* BEGIN Data entries *
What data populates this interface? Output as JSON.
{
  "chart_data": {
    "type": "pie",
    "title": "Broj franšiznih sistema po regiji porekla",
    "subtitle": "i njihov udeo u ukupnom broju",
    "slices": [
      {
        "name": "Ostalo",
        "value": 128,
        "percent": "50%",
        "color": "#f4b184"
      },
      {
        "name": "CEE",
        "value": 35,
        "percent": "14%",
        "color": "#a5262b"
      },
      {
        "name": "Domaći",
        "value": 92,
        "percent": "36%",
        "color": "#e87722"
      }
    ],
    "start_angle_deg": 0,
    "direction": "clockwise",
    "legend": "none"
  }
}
* END Data entries *
# Directions for this task:
Transcribe all the entries, keeping each one exactly as it is.

# Completed exercise:
What data populates this interface? Output as JSON.
{
  "chart_data": {
    "type": "pie",
    "title": "Broj franšiznih sistema po regiji porekla",
    "subtitle": "i njihov udeo u ukupnom broju",
    "slices": [
      {
        "name": "Ostalo",
        "value": 128,
        "percent": "50%",
        "color": "#f4b184"
      },
      {
        "name": "CEE",
        "value": 35,
        "percent": "14%",
        "color": "#a5262b"
      },
      {
        "name": "Domaći",
        "value": 92,
        "percent": "36%",
        "color": "#e87722"
      }
    ],
    "start_angle_deg": 0,
    "direction": "clockwise",
    "legend": "none"
  }
}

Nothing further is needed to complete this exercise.